▸ **TASK BRIEF**
Give an exact copy of every line, leaving images out.

+++ MATERIAL PROVIDED

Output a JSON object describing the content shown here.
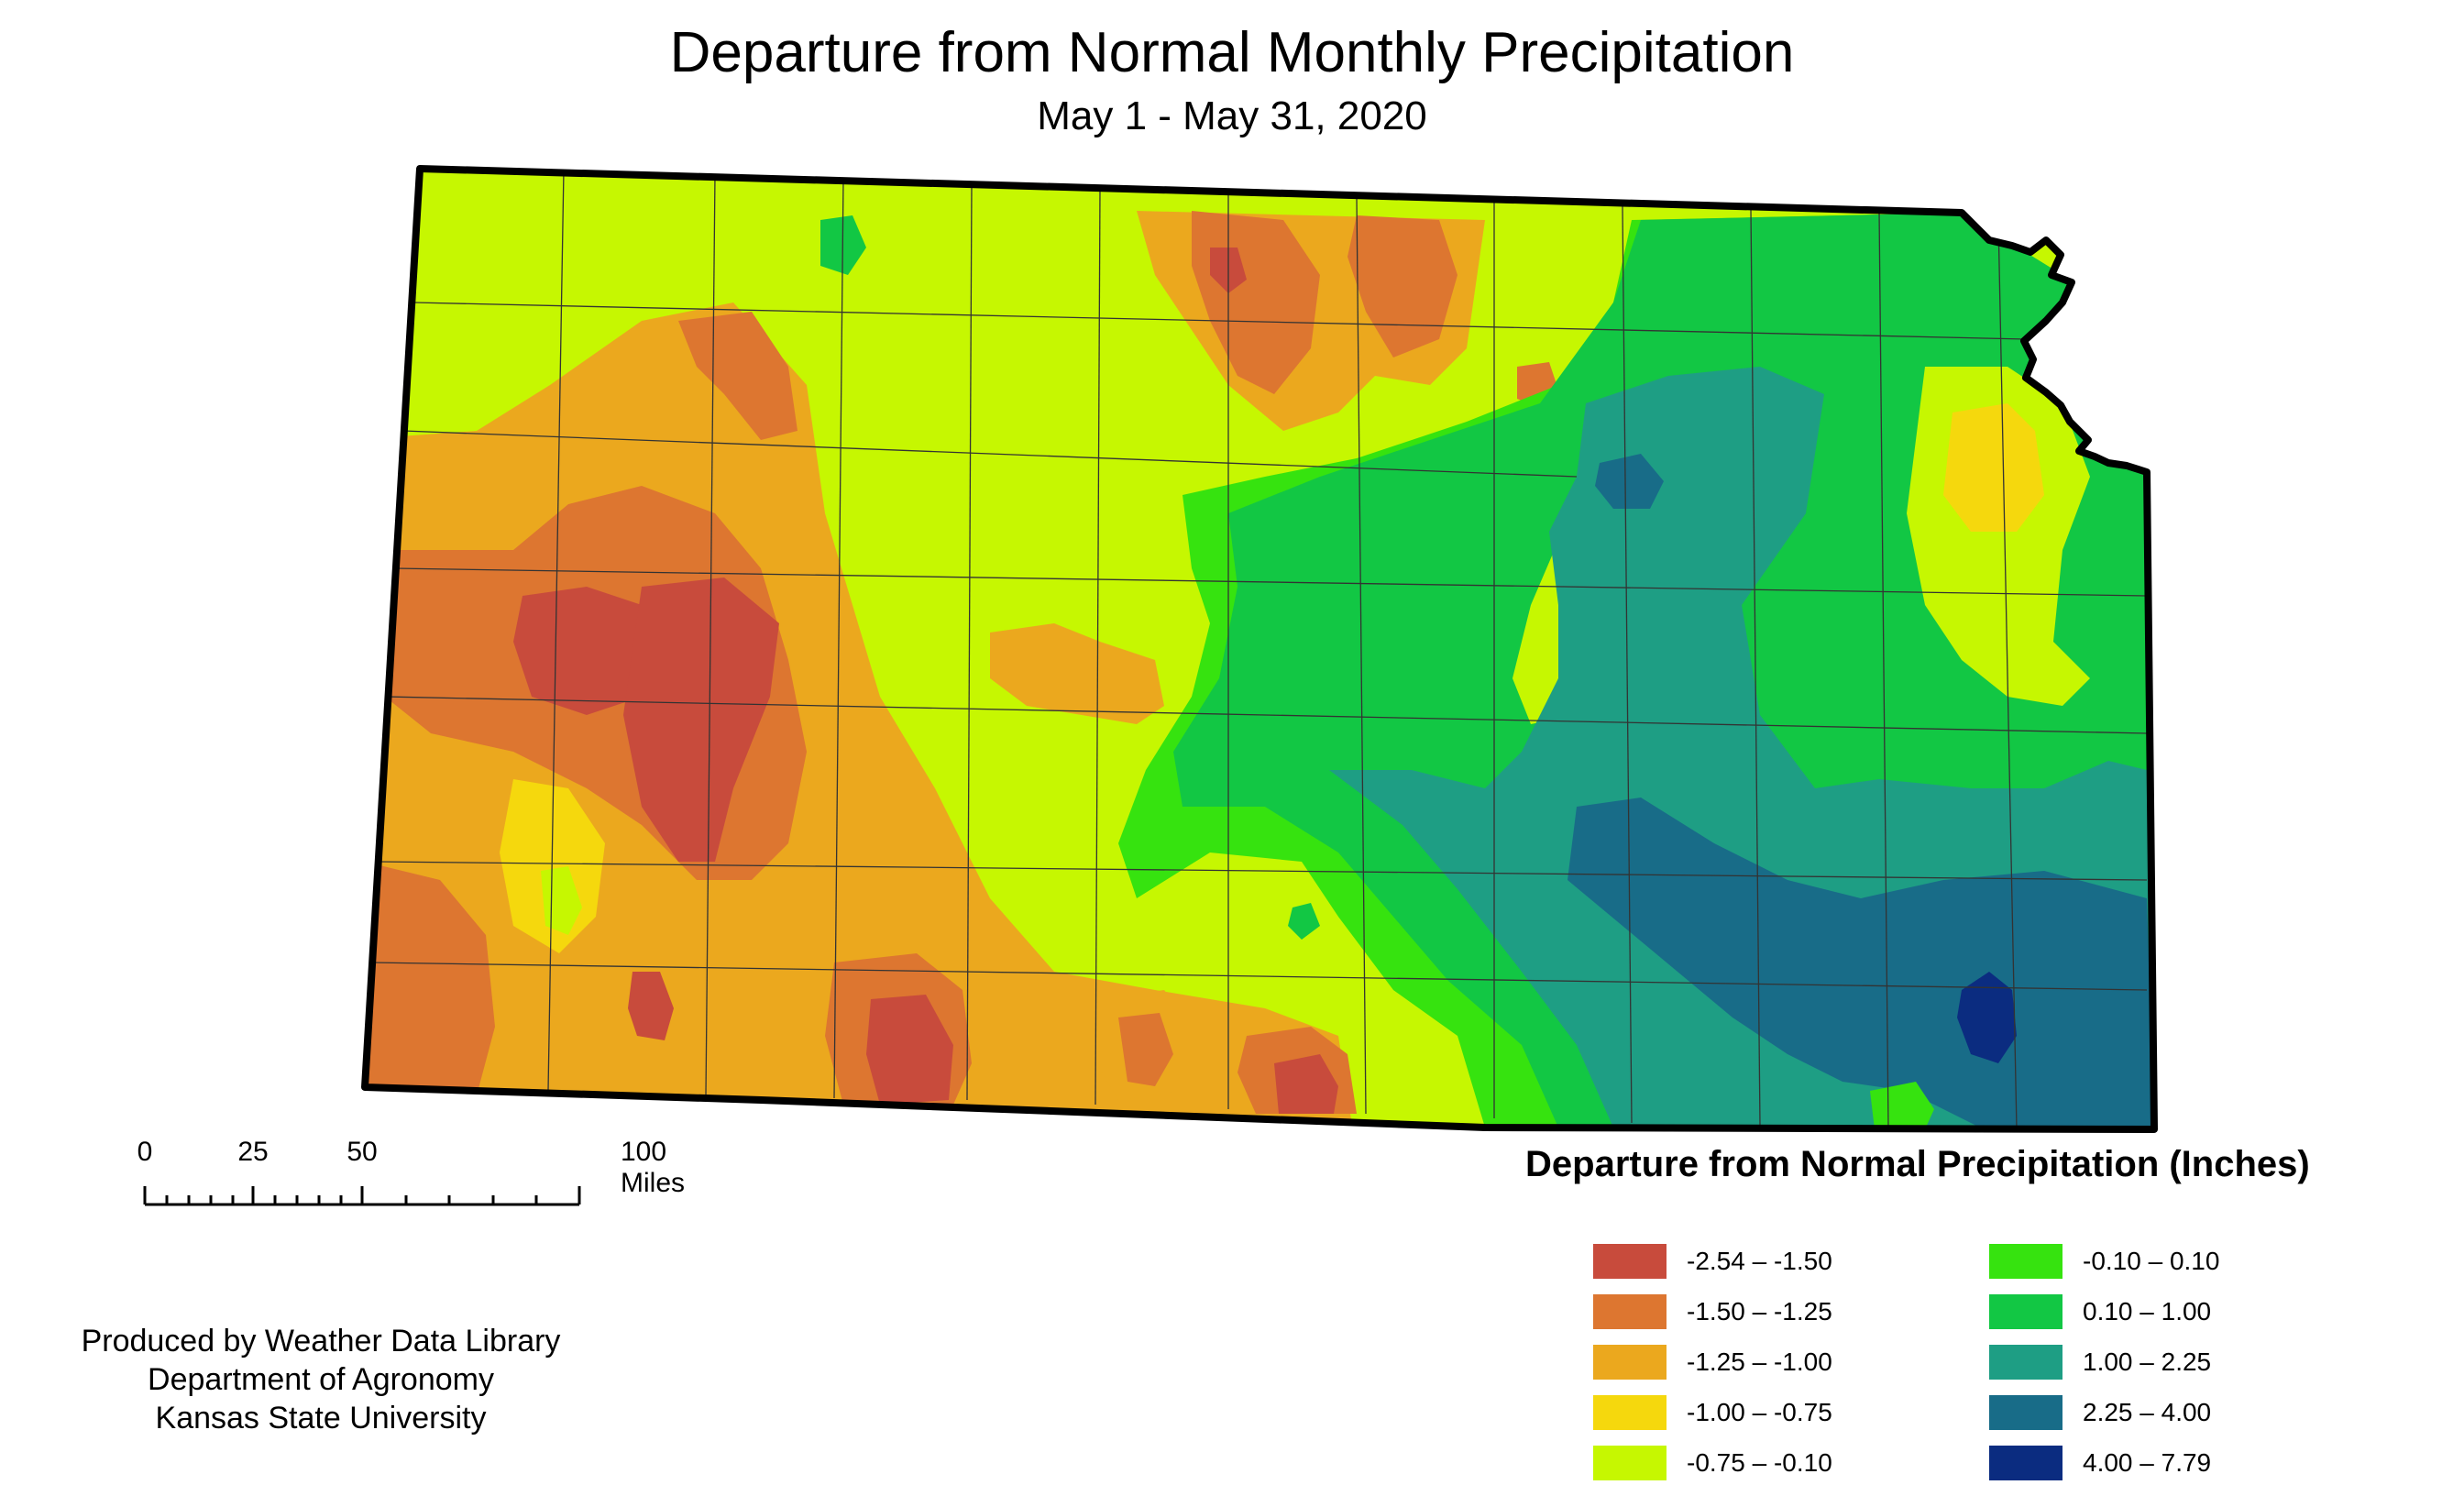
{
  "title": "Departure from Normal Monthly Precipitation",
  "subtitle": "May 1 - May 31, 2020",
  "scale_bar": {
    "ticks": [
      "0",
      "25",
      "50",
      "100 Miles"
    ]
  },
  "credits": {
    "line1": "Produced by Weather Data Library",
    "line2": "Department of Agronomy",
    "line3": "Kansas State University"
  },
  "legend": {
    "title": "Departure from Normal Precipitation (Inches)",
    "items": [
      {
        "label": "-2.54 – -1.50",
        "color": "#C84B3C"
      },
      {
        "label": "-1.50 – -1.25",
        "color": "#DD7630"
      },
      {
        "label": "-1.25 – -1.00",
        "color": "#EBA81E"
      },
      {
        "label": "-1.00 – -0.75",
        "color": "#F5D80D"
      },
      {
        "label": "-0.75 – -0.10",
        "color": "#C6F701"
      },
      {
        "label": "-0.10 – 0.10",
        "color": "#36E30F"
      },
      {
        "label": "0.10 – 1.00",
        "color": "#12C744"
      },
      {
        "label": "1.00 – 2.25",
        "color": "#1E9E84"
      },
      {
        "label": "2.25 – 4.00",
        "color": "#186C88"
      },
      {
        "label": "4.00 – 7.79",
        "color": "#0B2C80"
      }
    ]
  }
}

++++++

▸ **COMPLETE OUTPUT**
Output a JSON object describing the content shown here.
{
  "title": "Departure from Normal Monthly Precipitation",
  "subtitle": "May 1 - May 31, 2020",
  "scale_bar": {
    "ticks": [
      "0",
      "25",
      "50",
      "100 Miles"
    ]
  },
  "credits": {
    "line1": "Produced by Weather Data Library",
    "line2": "Department of Agronomy",
    "line3": "Kansas State University"
  },
  "legend": {
    "title": "Departure from Normal Precipitation (Inches)",
    "items": [
      {
        "label": "-2.54 – -1.50",
        "color": "#C84B3C"
      },
      {
        "label": "-1.50 – -1.25",
        "color": "#DD7630"
      },
      {
        "label": "-1.25 – -1.00",
        "color": "#EBA81E"
      },
      {
        "label": "-1.00 – -0.75",
        "color": "#F5D80D"
      },
      {
        "label": "-0.75 – -0.10",
        "color": "#C6F701"
      },
      {
        "label": "-0.10 – 0.10",
        "color": "#36E30F"
      },
      {
        "label": "0.10 – 1.00",
        "color": "#12C744"
      },
      {
        "label": "1.00 – 2.25",
        "color": "#1E9E84"
      },
      {
        "label": "2.25 – 4.00",
        "color": "#186C88"
      },
      {
        "label": "4.00 – 7.79",
        "color": "#0B2C80"
      }
    ]
  }
}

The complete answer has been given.